▸ **Task prompt**: Find each line with the string "login" and report it.

▸ **Records for this task**:

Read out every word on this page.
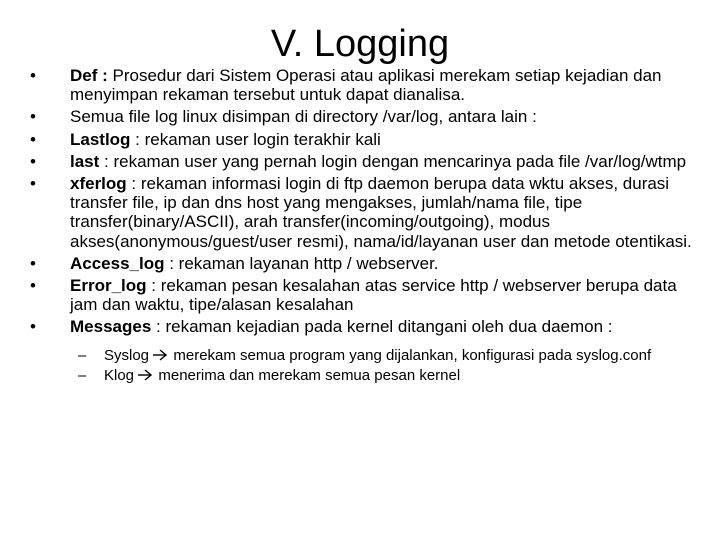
V. Logging
•	Def : Prosedur dari Sistem Operasi atau aplikasi merekam setiap kejadian dan menyimpan rekaman tersebut untuk dapat dianalisa.
•	Semua file log linux disimpan di directory /var/log, antara lain :
•	Lastlog : rekaman user login terakhir kali
•	last : rekaman user yang pernah login dengan mencarinya pada file /var/log/wtmp
•	xferlog : rekaman informasi login di ftp daemon berupa data wktu akses, durasi transfer file, ip dan dns host yang mengakses, jumlah/nama file, tipe transfer(binary/ASCII), arah transfer(incoming/outgoing), modus akses(anonymous/guest/user resmi), nama/id/layanan user dan metode otentikasi.
•	Access_log : rekaman layanan http / webserver.
•	Error_log : rekaman pesan kesalahan atas service http / webserver berupa data jam dan waktu, tipe/alasan kesalahan
•	Messages : rekaman kejadian pada kernel ditangani oleh dua daemon :
– Syslog  merekam semua program yang dijalankan, konfigurasi pada syslog.conf
– Klog  menerima dan merekam semua pesan kernel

▸ **Complete output**:
•	Lastlog : rekaman user login terakhir kali
•	last : rekaman user yang pernah login dengan mencarinya pada file /var/log/wtmp
•	xferlog : rekaman informasi login di ftp daemon berupa data wktu akses, durasi transfer file, ip dan dns host yang mengakses, jumlah/nama file, tipe transfer(binary/ASCII), arah transfer(incoming/outgoing), modus akses(anonymous/guest/user resmi), nama/id/layanan user dan metode otentikasi.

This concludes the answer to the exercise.